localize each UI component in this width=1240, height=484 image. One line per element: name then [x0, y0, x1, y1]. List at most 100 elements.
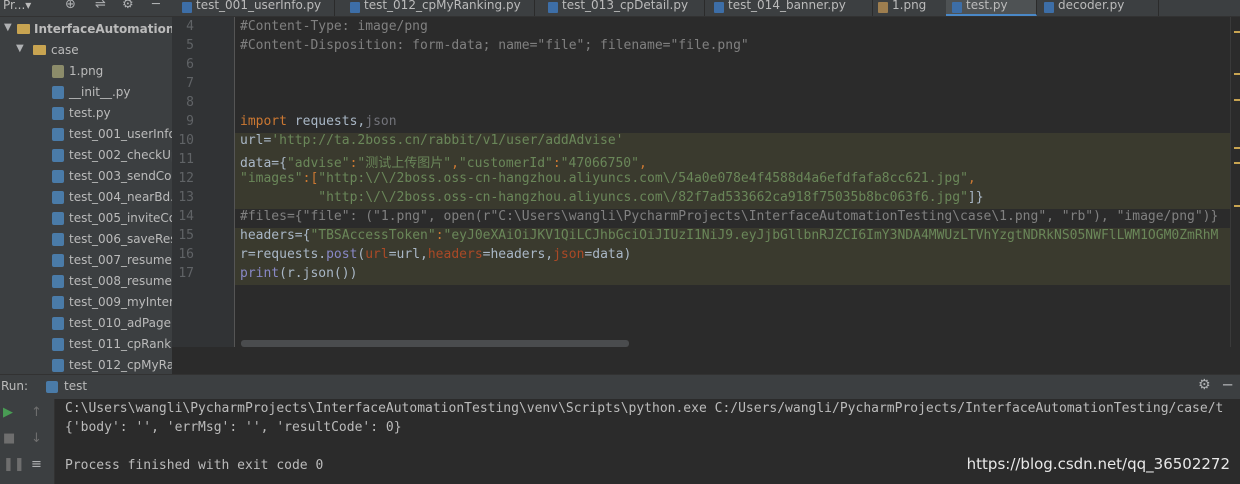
warning-marker[interactable] — [1234, 99, 1240, 101]
image-file-icon — [52, 65, 64, 78]
code-line: print(r.json()) — [240, 266, 358, 281]
warning-marker[interactable] — [1234, 31, 1240, 33]
run-panel-header: Run: test ⚙ ─ — [0, 374, 1240, 400]
line-number: 13 — [178, 190, 194, 205]
expand-arrow-icon[interactable]: ▼ — [16, 43, 24, 54]
code-line: "http:\/\/2boss.oss-cn-hangzhou.aliyuncs… — [318, 190, 984, 205]
python-file-icon — [52, 233, 64, 246]
line-number: 14 — [178, 209, 194, 224]
tree-item[interactable]: test_001_userInfo. — [0, 124, 172, 145]
tree-item[interactable]: test.py — [0, 103, 172, 124]
python-file-icon — [548, 2, 558, 13]
tree-root[interactable]: ▼ InterfaceAutomationTe — [0, 19, 172, 40]
tree-item[interactable]: test_003_sendCod — [0, 166, 172, 187]
image-file-icon — [878, 2, 888, 13]
tree-item[interactable]: __init__.py — [0, 82, 172, 103]
tab-test-py[interactable]: test.py — [946, 0, 1037, 16]
code-line: r=requests.post(url=url,headers=headers,… — [240, 247, 632, 262]
python-file-icon — [52, 170, 64, 183]
python-file-icon — [52, 191, 64, 204]
editor-bottom-area — [172, 347, 1240, 374]
python-file-icon — [952, 2, 962, 13]
tab-test-001-userinfo[interactable]: test_001_userInfo.py — [176, 0, 335, 16]
python-file-icon — [52, 254, 64, 267]
tab-test-013-cpdetail[interactable]: test_013_cpDetail.py — [542, 0, 705, 16]
run-tab-test[interactable]: test — [42, 375, 102, 399]
error-stripe[interactable] — [1230, 17, 1240, 347]
editor-tabs: test_001_userInfo.py test_012_cpMyRankin… — [172, 0, 1240, 17]
tab-test-012-cpmyranking[interactable]: test_012_cpMyRanking.py — [344, 0, 535, 16]
tree-item[interactable]: test_002_checkUp — [0, 145, 172, 166]
pause-icon[interactable]: ❚❚ — [3, 457, 25, 472]
warning-marker[interactable] — [1234, 162, 1240, 164]
code-line: url='http://ta.2boss.cn/rabbit/v1/user/a… — [240, 133, 624, 148]
console-line: C:\Users\wangli\PycharmProjects\Interfac… — [65, 401, 1224, 416]
line-number: 8 — [186, 95, 194, 110]
code-line: #files={"file": ("1.png", open(r"C:\User… — [240, 209, 1219, 224]
python-file-icon — [52, 338, 64, 351]
python-file-icon — [52, 86, 64, 99]
code-line: data={"advise":"测试上传图片","customerId":"47… — [240, 156, 647, 171]
console-line: Process finished with exit code 0 — [65, 458, 324, 473]
line-number: 7 — [186, 76, 194, 91]
line-number: 9 — [186, 114, 194, 129]
stop-icon[interactable]: ■ — [3, 431, 15, 446]
run-toolbar: ▶ ↑ ■ ↓ ❚❚ ≡ — [0, 399, 55, 484]
scroll-up-icon[interactable]: ↑ — [31, 405, 42, 420]
run-label: Run: — [1, 379, 29, 393]
split-icon[interactable]: ⇌ — [95, 0, 106, 12]
line-number: 12 — [178, 171, 194, 186]
collapse-icon[interactable]: ─ — [152, 0, 160, 12]
python-file-icon — [52, 275, 64, 288]
line-number: 5 — [186, 38, 194, 53]
project-view-selector[interactable]: Pr...▾ — [3, 0, 31, 12]
soft-wrap-icon[interactable]: ≡ — [31, 457, 42, 472]
tab-1-png[interactable]: 1.png — [872, 0, 947, 16]
tree-item[interactable]: test_008_resumeD — [0, 271, 172, 292]
expand-arrow-icon[interactable]: ▼ — [4, 22, 12, 33]
warning-marker[interactable] — [1234, 147, 1240, 149]
python-file-icon — [52, 149, 64, 162]
warning-marker[interactable] — [1234, 73, 1240, 75]
tab-test-014-banner[interactable]: test_014_banner.py — [708, 0, 873, 16]
tree-item[interactable]: test_007_resumeD — [0, 250, 172, 271]
minimize-icon[interactable]: ─ — [1223, 376, 1232, 394]
warning-marker[interactable] — [1234, 205, 1240, 207]
horizontal-scrollbar[interactable] — [241, 340, 629, 347]
folder-icon — [33, 45, 46, 55]
scroll-down-icon[interactable]: ↓ — [31, 431, 42, 446]
code-line: "images":["http:\/\/2boss.oss-cn-hangzho… — [240, 171, 976, 186]
highlighted-line — [235, 266, 1230, 285]
line-number: 6 — [186, 57, 194, 72]
line-number: 15 — [178, 228, 194, 243]
gear-icon[interactable]: ⚙ — [1198, 377, 1211, 393]
python-file-icon — [52, 128, 64, 141]
python-file-icon — [46, 381, 58, 393]
python-file-icon — [52, 359, 64, 372]
line-number: 17 — [178, 266, 194, 281]
tree-item[interactable]: test_005_inviteCo — [0, 208, 172, 229]
code-line: #Content-Disposition: form-data; name="f… — [240, 38, 749, 53]
rerun-icon[interactable]: ▶ — [3, 405, 13, 420]
tree-item[interactable]: test_010_adPage.p — [0, 313, 172, 334]
globe-icon[interactable]: ⊕ — [65, 0, 76, 12]
tree-item[interactable]: test_004_nearBd.p — [0, 187, 172, 208]
tree-folder-case[interactable]: ▼ case — [0, 40, 172, 61]
tree-item[interactable]: test_009_myInterv — [0, 292, 172, 313]
console-line: {'body': '', 'errMsg': '', 'resultCode':… — [65, 420, 402, 435]
line-number: 11 — [178, 152, 194, 167]
code-line: headers={"TBSAccessToken":"eyJ0eXAiOiJKV… — [240, 228, 1219, 243]
python-file-icon — [52, 107, 64, 120]
tree-item[interactable]: test_012_cpMyRan — [0, 355, 172, 374]
tree-item[interactable]: test_011_cpRankin — [0, 334, 172, 355]
python-file-icon — [52, 317, 64, 330]
tree-item[interactable]: test_006_saveResu — [0, 229, 172, 250]
line-number: 10 — [178, 133, 194, 148]
folder-icon — [17, 24, 30, 34]
python-file-icon — [714, 2, 724, 13]
gear-icon[interactable]: ⚙ — [122, 0, 134, 12]
line-number: 16 — [178, 247, 194, 262]
tree-item[interactable]: 1.png — [0, 61, 172, 82]
tab-decoder-py[interactable]: decoder.py — [1038, 0, 1159, 16]
python-file-icon — [182, 2, 192, 13]
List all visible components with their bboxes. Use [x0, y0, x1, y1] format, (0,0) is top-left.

▬▬▬▬▬▬▬▬▬▬

### Instructions to follow
Please copy every row above word for word, and leave the pictures out of your answer.

### Exercise answer
localize each UI component in this width=1240, height=484 image. One line per element: name then [x0, y0, x1, y1]. List at most 100 elements.
warning-marker[interactable] — [1234, 99, 1240, 101]
image-file-icon — [52, 65, 64, 78]
code-line: print(r.json()) — [240, 266, 358, 281]
warning-marker[interactable] — [1234, 31, 1240, 33]
run-panel-header: Run: test ⚙ ─ — [0, 374, 1240, 400]
line-number: 13 — [178, 190, 194, 205]
expand-arrow-icon[interactable]: ▼ — [16, 43, 24, 54]
code-line: "http:\/\/2boss.oss-cn-hangzhou.aliyuncs… — [318, 190, 984, 205]
python-file-icon — [52, 233, 64, 246]
line-number: 14 — [178, 209, 194, 224]
tree-item[interactable]: test_001_userInfo. — [0, 124, 172, 145]
tree-item[interactable]: test.py — [0, 103, 172, 124]
python-file-icon — [548, 2, 558, 13]
tree-root[interactable]: ▼ InterfaceAutomationTe — [0, 19, 172, 40]
tree-item[interactable]: test_003_sendCod — [0, 166, 172, 187]
image-file-icon — [878, 2, 888, 13]
tree-item[interactable]: __init__.py — [0, 82, 172, 103]
tab-test-py[interactable]: test.py — [946, 0, 1037, 16]
code-line: r=requests.post(url=url,headers=headers,… — [240, 247, 632, 262]
python-file-icon — [52, 170, 64, 183]
python-file-icon — [52, 191, 64, 204]
editor-bottom-area — [172, 347, 1240, 374]
python-file-icon — [952, 2, 962, 13]
tab-test-001-userinfo[interactable]: test_001_userInfo.py — [176, 0, 335, 16]
python-file-icon — [52, 254, 64, 267]
tab-test-013-cpdetail[interactable]: test_013_cpDetail.py — [542, 0, 705, 16]
run-tab-test[interactable]: test — [42, 375, 102, 399]
error-stripe[interactable] — [1230, 17, 1240, 347]
editor-tabs: test_001_userInfo.py test_012_cpMyRankin… — [172, 0, 1240, 17]
tab-test-012-cpmyranking[interactable]: test_012_cpMyRanking.py — [344, 0, 535, 16]
tree-item[interactable]: test_002_checkUp — [0, 145, 172, 166]
pause-icon[interactable]: ❚❚ — [3, 457, 25, 472]
warning-marker[interactable] — [1234, 162, 1240, 164]
code-line: url='http://ta.2boss.cn/rabbit/v1/user/a… — [240, 133, 624, 148]
console-line: C:\Users\wangli\PycharmProjects\Interfac… — [65, 401, 1224, 416]
line-number: 8 — [186, 95, 194, 110]
code-line: #files={"file": ("1.png", open(r"C:\User… — [240, 209, 1219, 224]
python-file-icon — [52, 338, 64, 351]
python-file-icon — [52, 86, 64, 99]
code-line: data={"advise":"测试上传图片","customerId":"47… — [240, 156, 647, 171]
console-line: Process finished with exit code 0 — [65, 458, 324, 473]
line-number: 7 — [186, 76, 194, 91]
line-number: 9 — [186, 114, 194, 129]
stop-icon[interactable]: ■ — [3, 431, 15, 446]
run-toolbar: ▶ ↑ ■ ↓ ❚❚ ≡ — [0, 399, 55, 484]
scroll-up-icon[interactable]: ↑ — [31, 405, 42, 420]
run-label: Run: — [1, 379, 29, 393]
split-icon[interactable]: ⇌ — [95, 0, 106, 12]
line-number: 12 — [178, 171, 194, 186]
collapse-icon[interactable]: ─ — [152, 0, 160, 12]
python-file-icon — [52, 275, 64, 288]
line-number: 5 — [186, 38, 194, 53]
project-view-selector[interactable]: Pr...▾ — [3, 0, 31, 12]
soft-wrap-icon[interactable]: ≡ — [31, 457, 42, 472]
tab-1-png[interactable]: 1.png — [872, 0, 947, 16]
tree-item[interactable]: test_008_resumeD — [0, 271, 172, 292]
expand-arrow-icon[interactable]: ▼ — [4, 22, 12, 33]
warning-marker[interactable] — [1234, 147, 1240, 149]
python-file-icon — [52, 149, 64, 162]
warning-marker[interactable] — [1234, 73, 1240, 75]
tab-test-014-banner[interactable]: test_014_banner.py — [708, 0, 873, 16]
tree-item[interactable]: test_007_resumeD — [0, 250, 172, 271]
minimize-icon[interactable]: ─ — [1223, 376, 1232, 394]
warning-marker[interactable] — [1234, 205, 1240, 207]
horizontal-scrollbar[interactable] — [241, 340, 629, 347]
folder-icon — [33, 45, 46, 55]
scroll-down-icon[interactable]: ↓ — [31, 431, 42, 446]
code-line: "images":["http:\/\/2boss.oss-cn-hangzho… — [240, 171, 976, 186]
highlighted-line — [235, 266, 1230, 285]
line-number: 6 — [186, 57, 194, 72]
line-number: 15 — [178, 228, 194, 243]
gear-icon[interactable]: ⚙ — [1198, 377, 1211, 393]
python-file-icon — [52, 128, 64, 141]
python-file-icon — [46, 381, 58, 393]
python-file-icon — [52, 359, 64, 372]
line-number: 17 — [178, 266, 194, 281]
tree-item[interactable]: test_005_inviteCo — [0, 208, 172, 229]
code-line: #Content-Disposition: form-data; name="f… — [240, 38, 749, 53]
rerun-icon[interactable]: ▶ — [3, 405, 13, 420]
tree-item[interactable]: test_010_adPage.p — [0, 313, 172, 334]
globe-icon[interactable]: ⊕ — [65, 0, 76, 12]
tree-item[interactable]: test_004_nearBd.p — [0, 187, 172, 208]
tree-folder-case[interactable]: ▼ case — [0, 40, 172, 61]
tree-item[interactable]: test_009_myInterv — [0, 292, 172, 313]
console-line: {'body': '', 'errMsg': '', 'resultCode':… — [65, 420, 402, 435]
line-number: 11 — [178, 152, 194, 167]
code-line: headers={"TBSAccessToken":"eyJ0eXAiOiJKV… — [240, 228, 1219, 243]
python-file-icon — [52, 107, 64, 120]
tree-item[interactable]: test_012_cpMyRan — [0, 355, 172, 374]
tree-item[interactable]: test_011_cpRankin — [0, 334, 172, 355]
python-file-icon — [52, 317, 64, 330]
tree-item[interactable]: test_006_saveResu — [0, 229, 172, 250]
line-number: 10 — [178, 133, 194, 148]
folder-icon — [17, 24, 30, 34]
python-file-icon — [714, 2, 724, 13]
gear-icon[interactable]: ⚙ — [122, 0, 134, 12]
line-number: 16 — [178, 247, 194, 262]
tree-item[interactable]: 1.png — [0, 61, 172, 82]
tab-decoder-py[interactable]: decoder.py — [1038, 0, 1159, 16]
python-file-icon — [182, 2, 192, 13]
List all visible components with their bboxes. Use [x0, y0, x1, y1] format, (0,0) is top-left.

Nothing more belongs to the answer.